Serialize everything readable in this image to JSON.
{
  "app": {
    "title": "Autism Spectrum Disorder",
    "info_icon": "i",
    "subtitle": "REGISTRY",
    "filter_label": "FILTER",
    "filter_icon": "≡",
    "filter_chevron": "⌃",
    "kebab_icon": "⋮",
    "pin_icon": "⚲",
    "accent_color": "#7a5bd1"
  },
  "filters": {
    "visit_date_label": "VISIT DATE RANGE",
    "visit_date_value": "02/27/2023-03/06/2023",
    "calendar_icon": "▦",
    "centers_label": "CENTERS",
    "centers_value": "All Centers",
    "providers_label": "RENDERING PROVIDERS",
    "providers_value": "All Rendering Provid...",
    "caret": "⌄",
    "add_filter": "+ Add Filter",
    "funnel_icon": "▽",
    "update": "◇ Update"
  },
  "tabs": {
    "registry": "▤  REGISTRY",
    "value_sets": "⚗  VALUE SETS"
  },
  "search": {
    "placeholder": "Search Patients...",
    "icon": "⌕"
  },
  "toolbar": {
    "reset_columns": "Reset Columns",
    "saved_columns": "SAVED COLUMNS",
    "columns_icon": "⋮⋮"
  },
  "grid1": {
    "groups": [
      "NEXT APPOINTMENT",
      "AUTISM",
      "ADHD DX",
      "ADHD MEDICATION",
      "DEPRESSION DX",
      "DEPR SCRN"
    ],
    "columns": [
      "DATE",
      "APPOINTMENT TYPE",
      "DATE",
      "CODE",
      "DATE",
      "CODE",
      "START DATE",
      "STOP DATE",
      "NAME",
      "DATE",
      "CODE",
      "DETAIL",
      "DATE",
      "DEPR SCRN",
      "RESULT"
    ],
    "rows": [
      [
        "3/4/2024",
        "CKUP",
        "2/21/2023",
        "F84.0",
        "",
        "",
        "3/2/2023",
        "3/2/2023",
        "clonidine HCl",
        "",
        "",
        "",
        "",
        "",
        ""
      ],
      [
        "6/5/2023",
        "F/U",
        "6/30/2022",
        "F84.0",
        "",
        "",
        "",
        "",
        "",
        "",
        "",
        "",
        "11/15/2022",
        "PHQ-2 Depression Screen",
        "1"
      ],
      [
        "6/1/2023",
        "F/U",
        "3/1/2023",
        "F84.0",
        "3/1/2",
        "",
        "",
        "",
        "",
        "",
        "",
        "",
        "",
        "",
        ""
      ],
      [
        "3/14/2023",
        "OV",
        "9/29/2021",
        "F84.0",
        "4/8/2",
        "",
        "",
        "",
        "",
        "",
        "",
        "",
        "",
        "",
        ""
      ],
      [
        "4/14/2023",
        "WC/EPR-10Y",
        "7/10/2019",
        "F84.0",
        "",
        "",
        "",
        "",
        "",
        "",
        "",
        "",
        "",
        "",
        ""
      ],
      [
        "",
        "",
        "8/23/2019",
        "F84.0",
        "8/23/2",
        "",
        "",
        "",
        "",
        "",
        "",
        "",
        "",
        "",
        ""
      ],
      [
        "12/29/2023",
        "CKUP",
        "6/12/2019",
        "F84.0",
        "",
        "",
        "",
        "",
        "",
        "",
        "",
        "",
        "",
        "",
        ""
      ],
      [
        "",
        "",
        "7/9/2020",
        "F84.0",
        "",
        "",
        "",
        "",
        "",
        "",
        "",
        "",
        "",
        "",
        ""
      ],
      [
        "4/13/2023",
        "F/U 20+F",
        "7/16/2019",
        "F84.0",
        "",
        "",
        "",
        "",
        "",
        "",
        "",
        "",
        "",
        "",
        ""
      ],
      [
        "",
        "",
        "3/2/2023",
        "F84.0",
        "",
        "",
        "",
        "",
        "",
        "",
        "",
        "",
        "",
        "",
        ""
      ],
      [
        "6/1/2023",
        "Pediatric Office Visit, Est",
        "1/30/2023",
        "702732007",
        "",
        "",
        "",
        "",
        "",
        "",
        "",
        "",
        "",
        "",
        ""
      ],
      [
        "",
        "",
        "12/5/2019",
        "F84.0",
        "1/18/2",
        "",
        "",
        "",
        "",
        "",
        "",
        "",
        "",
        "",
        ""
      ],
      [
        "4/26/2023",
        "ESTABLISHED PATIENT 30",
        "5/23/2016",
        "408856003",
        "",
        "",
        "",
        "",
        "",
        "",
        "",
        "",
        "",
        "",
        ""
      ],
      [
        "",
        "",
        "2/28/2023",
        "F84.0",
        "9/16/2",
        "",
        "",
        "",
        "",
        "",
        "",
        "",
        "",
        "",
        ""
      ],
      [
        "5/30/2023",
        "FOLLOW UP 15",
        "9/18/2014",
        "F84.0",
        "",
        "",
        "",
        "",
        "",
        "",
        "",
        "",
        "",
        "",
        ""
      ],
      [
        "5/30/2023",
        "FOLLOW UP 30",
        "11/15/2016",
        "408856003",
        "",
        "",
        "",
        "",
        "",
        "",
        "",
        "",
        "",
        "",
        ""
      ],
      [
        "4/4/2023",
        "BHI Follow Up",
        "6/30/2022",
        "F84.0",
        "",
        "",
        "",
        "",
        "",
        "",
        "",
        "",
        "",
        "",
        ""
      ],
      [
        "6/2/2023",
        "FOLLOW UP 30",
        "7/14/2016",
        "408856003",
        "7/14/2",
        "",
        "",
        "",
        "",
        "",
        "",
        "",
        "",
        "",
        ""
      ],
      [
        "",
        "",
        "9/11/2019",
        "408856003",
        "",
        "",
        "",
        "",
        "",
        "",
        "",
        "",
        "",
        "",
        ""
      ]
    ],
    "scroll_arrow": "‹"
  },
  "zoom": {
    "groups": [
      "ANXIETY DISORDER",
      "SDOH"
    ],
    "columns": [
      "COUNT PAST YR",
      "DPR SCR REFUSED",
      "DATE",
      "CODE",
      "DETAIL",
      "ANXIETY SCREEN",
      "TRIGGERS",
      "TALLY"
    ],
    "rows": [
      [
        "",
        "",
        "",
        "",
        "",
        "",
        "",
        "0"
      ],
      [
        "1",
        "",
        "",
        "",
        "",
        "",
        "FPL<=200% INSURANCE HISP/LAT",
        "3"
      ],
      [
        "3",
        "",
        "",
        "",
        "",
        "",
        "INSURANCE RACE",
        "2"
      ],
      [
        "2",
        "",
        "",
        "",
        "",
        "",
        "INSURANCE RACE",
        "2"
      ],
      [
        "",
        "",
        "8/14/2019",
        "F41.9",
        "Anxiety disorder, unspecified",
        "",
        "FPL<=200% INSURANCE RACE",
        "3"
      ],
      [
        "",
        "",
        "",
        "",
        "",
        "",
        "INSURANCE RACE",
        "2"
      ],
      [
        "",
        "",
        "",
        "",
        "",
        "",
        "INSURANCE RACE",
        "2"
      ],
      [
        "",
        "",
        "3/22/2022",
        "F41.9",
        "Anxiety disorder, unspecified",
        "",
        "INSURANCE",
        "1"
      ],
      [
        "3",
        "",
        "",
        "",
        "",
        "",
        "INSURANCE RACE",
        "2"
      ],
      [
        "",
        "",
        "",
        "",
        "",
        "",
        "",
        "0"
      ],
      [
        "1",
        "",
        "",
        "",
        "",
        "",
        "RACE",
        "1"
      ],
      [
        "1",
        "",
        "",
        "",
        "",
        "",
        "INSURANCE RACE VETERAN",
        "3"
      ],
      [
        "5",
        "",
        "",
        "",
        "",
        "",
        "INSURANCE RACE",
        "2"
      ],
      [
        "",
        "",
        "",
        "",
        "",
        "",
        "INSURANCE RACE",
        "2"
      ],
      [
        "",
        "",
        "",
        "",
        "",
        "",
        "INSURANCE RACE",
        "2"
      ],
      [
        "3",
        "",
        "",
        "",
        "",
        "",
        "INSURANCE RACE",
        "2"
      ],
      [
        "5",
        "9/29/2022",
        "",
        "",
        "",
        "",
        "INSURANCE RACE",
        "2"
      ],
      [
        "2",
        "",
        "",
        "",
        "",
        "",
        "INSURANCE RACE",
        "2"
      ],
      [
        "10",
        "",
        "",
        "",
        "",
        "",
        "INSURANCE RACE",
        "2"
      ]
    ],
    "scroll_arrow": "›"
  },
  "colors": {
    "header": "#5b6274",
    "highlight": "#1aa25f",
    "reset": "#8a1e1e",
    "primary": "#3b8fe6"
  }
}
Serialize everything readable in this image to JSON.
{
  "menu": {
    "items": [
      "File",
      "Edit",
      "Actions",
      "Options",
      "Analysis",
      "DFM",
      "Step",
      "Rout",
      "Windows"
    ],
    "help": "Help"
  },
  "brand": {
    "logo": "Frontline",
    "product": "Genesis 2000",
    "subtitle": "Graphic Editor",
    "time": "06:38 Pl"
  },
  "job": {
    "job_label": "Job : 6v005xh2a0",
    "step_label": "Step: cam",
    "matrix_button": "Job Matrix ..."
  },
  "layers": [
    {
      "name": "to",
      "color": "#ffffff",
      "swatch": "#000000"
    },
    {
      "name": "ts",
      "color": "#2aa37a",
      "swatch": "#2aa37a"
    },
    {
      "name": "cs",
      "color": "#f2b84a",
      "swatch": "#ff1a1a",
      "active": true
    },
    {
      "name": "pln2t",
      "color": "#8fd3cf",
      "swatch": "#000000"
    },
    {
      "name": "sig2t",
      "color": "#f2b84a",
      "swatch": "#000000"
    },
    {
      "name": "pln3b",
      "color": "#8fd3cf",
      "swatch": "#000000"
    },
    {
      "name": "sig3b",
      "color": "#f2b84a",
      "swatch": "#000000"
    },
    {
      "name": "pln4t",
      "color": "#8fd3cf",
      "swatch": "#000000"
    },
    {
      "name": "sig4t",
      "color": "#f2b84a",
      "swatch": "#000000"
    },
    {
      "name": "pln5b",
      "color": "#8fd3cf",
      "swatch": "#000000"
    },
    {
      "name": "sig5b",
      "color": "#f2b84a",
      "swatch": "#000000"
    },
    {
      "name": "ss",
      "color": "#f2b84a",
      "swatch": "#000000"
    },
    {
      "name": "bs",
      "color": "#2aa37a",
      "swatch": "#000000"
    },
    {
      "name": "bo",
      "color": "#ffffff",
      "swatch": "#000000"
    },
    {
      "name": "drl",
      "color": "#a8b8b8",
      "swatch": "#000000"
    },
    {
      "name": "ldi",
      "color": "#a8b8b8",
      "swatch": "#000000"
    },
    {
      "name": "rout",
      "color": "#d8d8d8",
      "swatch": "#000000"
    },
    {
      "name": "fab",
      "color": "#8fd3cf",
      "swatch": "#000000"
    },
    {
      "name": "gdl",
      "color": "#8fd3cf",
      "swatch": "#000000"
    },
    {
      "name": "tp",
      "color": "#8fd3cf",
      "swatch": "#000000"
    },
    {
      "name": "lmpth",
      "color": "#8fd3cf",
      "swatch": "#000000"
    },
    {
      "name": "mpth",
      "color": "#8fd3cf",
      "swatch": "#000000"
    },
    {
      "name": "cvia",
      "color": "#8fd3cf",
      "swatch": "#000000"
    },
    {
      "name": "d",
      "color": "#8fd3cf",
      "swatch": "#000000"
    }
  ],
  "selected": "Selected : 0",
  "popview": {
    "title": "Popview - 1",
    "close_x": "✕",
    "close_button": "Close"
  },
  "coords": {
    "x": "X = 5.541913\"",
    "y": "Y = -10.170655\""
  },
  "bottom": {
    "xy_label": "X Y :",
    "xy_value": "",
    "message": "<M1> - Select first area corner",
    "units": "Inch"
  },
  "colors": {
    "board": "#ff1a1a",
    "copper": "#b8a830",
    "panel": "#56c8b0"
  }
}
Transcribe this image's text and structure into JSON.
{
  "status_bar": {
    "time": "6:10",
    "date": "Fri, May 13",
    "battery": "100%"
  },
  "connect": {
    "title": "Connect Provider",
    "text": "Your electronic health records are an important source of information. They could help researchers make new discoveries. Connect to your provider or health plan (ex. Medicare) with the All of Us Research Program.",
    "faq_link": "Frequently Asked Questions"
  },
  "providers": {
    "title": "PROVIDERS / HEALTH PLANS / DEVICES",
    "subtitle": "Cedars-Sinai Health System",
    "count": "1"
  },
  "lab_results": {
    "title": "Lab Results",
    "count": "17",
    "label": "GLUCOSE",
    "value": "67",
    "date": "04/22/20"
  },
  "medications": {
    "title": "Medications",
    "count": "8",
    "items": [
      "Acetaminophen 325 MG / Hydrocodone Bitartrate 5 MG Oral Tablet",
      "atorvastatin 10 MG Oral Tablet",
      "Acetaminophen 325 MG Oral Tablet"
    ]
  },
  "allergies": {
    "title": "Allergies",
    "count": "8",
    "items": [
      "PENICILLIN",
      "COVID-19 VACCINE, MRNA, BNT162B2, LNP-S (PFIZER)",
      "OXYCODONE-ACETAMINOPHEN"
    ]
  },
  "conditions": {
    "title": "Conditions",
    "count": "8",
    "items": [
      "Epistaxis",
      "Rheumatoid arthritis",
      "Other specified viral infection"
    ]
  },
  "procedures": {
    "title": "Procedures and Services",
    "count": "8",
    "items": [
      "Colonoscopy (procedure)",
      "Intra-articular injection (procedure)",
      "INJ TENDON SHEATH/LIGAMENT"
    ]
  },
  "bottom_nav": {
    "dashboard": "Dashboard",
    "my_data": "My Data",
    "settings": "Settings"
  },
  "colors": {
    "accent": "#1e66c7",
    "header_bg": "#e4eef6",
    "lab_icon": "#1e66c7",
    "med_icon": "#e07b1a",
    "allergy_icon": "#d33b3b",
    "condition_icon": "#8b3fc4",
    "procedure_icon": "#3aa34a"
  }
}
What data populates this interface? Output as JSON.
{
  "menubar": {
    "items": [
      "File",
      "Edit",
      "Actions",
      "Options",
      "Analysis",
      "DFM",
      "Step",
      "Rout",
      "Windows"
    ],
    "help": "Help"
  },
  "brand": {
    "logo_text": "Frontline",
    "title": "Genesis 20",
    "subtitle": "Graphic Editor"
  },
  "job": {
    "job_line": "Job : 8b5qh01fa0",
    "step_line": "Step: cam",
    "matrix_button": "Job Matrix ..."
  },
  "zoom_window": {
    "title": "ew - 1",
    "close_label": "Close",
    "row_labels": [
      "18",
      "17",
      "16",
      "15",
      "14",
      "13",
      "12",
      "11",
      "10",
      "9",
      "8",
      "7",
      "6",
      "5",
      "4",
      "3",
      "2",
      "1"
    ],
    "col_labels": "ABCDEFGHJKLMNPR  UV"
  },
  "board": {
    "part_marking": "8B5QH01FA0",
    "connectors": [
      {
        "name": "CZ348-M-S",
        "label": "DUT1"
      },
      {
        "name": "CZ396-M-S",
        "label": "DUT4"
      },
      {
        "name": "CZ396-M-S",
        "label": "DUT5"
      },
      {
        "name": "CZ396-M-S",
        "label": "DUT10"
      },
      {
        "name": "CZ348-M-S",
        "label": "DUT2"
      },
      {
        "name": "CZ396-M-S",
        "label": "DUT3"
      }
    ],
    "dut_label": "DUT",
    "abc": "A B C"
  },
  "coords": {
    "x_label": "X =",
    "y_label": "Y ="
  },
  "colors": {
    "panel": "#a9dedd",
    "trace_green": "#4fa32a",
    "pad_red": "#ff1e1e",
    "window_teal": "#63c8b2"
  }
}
------
--- TASK OBJECTIVE ---
Your reply should hold all the lines from the listing above in which "Graphic" appears.

--- ANSWER SECTION ---
    "subtitle": "Graphic Editor",
    "subtitle": "Graphic Editor"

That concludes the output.